— BEGIN Data —
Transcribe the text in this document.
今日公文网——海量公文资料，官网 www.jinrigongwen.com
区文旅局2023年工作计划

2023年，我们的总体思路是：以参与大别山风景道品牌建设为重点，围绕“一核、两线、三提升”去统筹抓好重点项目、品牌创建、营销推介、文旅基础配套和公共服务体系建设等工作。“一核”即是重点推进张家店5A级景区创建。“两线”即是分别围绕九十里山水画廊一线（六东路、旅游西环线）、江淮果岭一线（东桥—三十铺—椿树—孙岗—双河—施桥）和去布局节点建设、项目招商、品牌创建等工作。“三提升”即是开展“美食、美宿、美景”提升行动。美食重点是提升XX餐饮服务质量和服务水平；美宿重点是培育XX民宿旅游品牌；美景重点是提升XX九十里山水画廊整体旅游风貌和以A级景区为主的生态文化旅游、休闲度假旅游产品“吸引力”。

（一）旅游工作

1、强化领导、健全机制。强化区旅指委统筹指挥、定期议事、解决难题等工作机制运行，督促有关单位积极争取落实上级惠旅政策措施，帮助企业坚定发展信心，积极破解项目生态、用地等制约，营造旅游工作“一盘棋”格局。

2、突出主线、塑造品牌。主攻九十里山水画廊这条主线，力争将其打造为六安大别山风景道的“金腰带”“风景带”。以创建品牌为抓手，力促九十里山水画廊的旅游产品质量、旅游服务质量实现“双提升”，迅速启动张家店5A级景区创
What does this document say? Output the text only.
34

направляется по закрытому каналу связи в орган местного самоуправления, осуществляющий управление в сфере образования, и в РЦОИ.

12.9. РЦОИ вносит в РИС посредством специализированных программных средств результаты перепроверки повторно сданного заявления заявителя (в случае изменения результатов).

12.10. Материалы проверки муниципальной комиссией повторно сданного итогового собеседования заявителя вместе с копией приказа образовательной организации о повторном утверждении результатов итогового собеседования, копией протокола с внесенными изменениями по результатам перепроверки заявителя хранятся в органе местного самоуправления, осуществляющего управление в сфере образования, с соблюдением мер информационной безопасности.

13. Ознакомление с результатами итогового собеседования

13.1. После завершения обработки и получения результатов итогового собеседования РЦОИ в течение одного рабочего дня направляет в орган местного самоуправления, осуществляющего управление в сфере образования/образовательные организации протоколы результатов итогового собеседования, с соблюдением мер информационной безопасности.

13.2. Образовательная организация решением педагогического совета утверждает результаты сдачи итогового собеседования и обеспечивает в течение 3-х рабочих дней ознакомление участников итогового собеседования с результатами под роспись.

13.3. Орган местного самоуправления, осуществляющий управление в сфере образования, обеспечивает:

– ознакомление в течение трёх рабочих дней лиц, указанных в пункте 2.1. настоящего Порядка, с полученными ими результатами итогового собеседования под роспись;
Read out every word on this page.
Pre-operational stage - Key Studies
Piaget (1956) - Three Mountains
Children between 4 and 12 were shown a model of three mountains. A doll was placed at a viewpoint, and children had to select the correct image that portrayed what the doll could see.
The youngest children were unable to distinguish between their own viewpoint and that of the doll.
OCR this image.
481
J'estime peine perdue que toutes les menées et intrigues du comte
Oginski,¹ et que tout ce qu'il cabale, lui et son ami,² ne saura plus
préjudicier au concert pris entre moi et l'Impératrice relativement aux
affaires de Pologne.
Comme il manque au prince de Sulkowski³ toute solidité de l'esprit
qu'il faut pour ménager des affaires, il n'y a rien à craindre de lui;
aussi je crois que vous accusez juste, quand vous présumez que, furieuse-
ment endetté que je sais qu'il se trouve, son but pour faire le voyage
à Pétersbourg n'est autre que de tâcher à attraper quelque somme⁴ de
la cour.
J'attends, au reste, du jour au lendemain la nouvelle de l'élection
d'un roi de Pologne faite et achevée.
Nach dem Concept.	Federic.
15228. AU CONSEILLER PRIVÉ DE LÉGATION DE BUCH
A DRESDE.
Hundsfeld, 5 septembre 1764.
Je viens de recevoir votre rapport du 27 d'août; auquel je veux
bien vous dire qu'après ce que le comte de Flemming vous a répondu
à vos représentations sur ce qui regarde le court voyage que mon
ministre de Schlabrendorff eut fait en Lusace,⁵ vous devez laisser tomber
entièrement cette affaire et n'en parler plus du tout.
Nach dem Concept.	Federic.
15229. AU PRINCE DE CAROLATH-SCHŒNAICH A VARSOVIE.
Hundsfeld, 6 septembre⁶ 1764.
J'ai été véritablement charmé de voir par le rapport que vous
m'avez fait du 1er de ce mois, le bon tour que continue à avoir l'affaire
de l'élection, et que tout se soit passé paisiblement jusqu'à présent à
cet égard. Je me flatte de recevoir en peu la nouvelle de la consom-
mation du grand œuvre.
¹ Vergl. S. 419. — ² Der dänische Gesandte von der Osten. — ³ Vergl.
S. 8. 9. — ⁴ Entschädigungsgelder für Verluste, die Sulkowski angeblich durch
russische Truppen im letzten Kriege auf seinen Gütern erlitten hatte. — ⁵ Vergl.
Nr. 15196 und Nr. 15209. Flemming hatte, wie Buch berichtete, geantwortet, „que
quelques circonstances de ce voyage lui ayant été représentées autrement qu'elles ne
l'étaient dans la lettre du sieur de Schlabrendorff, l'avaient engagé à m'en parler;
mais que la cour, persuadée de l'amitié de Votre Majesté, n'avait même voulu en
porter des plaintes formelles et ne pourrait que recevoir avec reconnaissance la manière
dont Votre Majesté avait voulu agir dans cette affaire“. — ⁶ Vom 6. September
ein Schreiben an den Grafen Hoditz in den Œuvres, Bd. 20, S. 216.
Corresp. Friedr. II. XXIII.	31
— END Data —
Type the whole listing again, unaltered.

Transcribe the text in this document.
今日公文网——海量公文资料，官网 www.jinrigongwen.com
区文旅局2023年工作计划

2023年，我们的总体思路是：以参与大别山风景道品牌建设为重点，围绕“一核、两线、三提升”去统筹抓好重点项目、品牌创建、营销推介、文旅基础配套和公共服务体系建设等工作。“一核”即是重点推进张家店5A级景区创建。“两线”即是分别围绕九十里山水画廊一线（六东路、旅游西环线）、江淮果岭一线（东桥—三十铺—椿树—孙岗—双河—施桥）和去布局节点建设、项目招商、品牌创建等工作。“三提升”即是开展“美食、美宿、美景”提升行动。美食重点是提升XX餐饮服务质量和服务水平；美宿重点是培育XX民宿旅游品牌；美景重点是提升XX九十里山水画廊整体旅游风貌和以A级景区为主的生态文化旅游、休闲度假旅游产品“吸引力”。

（一）旅游工作

1、强化领导、健全机制。强化区旅指委统筹指挥、定期议事、解决难题等工作机制运行，督促有关单位积极争取落实上级惠旅政策措施，帮助企业坚定发展信心，积极破解项目生态、用地等制约，营造旅游工作“一盘棋”格局。

2、突出主线、塑造品牌。主攻九十里山水画廊这条主线，力争将其打造为六安大别山风景道的“金腰带”“风景带”。以创建品牌为抓手，力促九十里山水画廊的旅游产品质量、旅游服务质量实现“双提升”，迅速启动张家店5A级景区创
What does this document say? Output the text only.
34

направляется по закрытому каналу связи в орган местного самоуправления, осуществляющий управление в сфере образования, и в РЦОИ.

12.9. РЦОИ вносит в РИС посредством специализированных программных средств результаты перепроверки повторно сданного заявления заявителя (в случае изменения результатов).

12.10. Материалы проверки муниципальной комиссией повторно сданного итогового собеседования заявителя вместе с копией приказа образовательной организации о повторном утверждении результатов итогового собеседования, копией протокола с внесенными изменениями по результатам перепроверки заявителя хранятся в органе местного самоуправления, осуществляющего управление в сфере образования, с соблюдением мер информационной безопасности.

13. Ознакомление с результатами итогового собеседования

13.1. После завершения обработки и получения результатов итогового собеседования РЦОИ в течение одного рабочего дня направляет в орган местного самоуправления, осуществляющего управление в сфере образования/образовательные организации протоколы результатов итогового собеседования, с соблюдением мер информационной безопасности.

13.2. Образовательная организация решением педагогического совета утверждает результаты сдачи итогового собеседования и обеспечивает в течение 3-х рабочих дней ознакомление участников итогового собеседования с результатами под роспись.

13.3. Орган местного самоуправления, осуществляющий управление в сфере образования, обеспечивает:

– ознакомление в течение трёх рабочих дней лиц, указанных в пункте 2.1. настоящего Порядка, с полученными ими результатами итогового собеседования под роспись;
Read out every word on this page.
Pre-operational stage - Key Studies
Piaget (1956) - Three Mountains
Children between 4 and 12 were shown a model of three mountains. A doll was placed at a viewpoint, and children had to select the correct image that portrayed what the doll could see.
The youngest children were unable to distinguish between their own viewpoint and that of the doll.
OCR this image.
481
J'estime peine perdue que toutes les menées et intrigues du comte
Oginski,¹ et que tout ce qu'il cabale, lui et son ami,² ne saura plus
préjudicier au concert pris entre moi et l'Impératrice relativement aux
affaires de Pologne.
Comme il manque au prince de Sulkowski³ toute solidité de l'esprit
qu'il faut pour ménager des affaires, il n'y a rien à craindre de lui;
aussi je crois que vous accusez juste, quand vous présumez que, furieuse-
ment endetté que je sais qu'il se trouve, son but pour faire le voyage
à Pétersbourg n'est autre que de tâcher à attraper quelque somme⁴ de
la cour.
J'attends, au reste, du jour au lendemain la nouvelle de l'élection
d'un roi de Pologne faite et achevée.
Nach dem Concept.	Federic.
15228. AU CONSEILLER PRIVÉ DE LÉGATION DE BUCH
A DRESDE.
Hundsfeld, 5 septembre 1764.
Je viens de recevoir votre rapport du 27 d'août; auquel je veux
bien vous dire qu'après ce que le comte de Flemming vous a répondu
à vos représentations sur ce qui regarde le court voyage que mon
ministre de Schlabrendorff eut fait en Lusace,⁵ vous devez laisser tomber
entièrement cette affaire et n'en parler plus du tout.
Nach dem Concept.	Federic.
15229. AU PRINCE DE CAROLATH-SCHŒNAICH A VARSOVIE.
Hundsfeld, 6 septembre⁶ 1764.
J'ai été véritablement charmé de voir par le rapport que vous
m'avez fait du 1er de ce mois, le bon tour que continue à avoir l'affaire
de l'élection, et que tout se soit passé paisiblement jusqu'à présent à
cet égard. Je me flatte de recevoir en peu la nouvelle de la consom-
mation du grand œuvre.
¹ Vergl. S. 419. — ² Der dänische Gesandte von der Osten. — ³ Vergl.
S. 8. 9. — ⁴ Entschädigungsgelder für Verluste, die Sulkowski angeblich durch
russische Truppen im letzten Kriege auf seinen Gütern erlitten hatte. — ⁵ Vergl.
Nr. 15196 und Nr. 15209. Flemming hatte, wie Buch berichtete, geantwortet, „que
quelques circonstances de ce voyage lui ayant été représentées autrement qu'elles ne
l'étaient dans la lettre du sieur de Schlabrendorff, l'avaient engagé à m'en parler;
mais que la cour, persuadée de l'amitié de Votre Majesté, n'avait même voulu en
porter des plaintes formelles et ne pourrait que recevoir avec reconnaissance la manière
dont Votre Majesté avait voulu agir dans cette affaire“. — ⁶ Vom 6. September
ein Schreiben an den Grafen Hoditz in den Œuvres, Bd. 20, S. 216.
Corresp. Friedr. II. XXIII.	31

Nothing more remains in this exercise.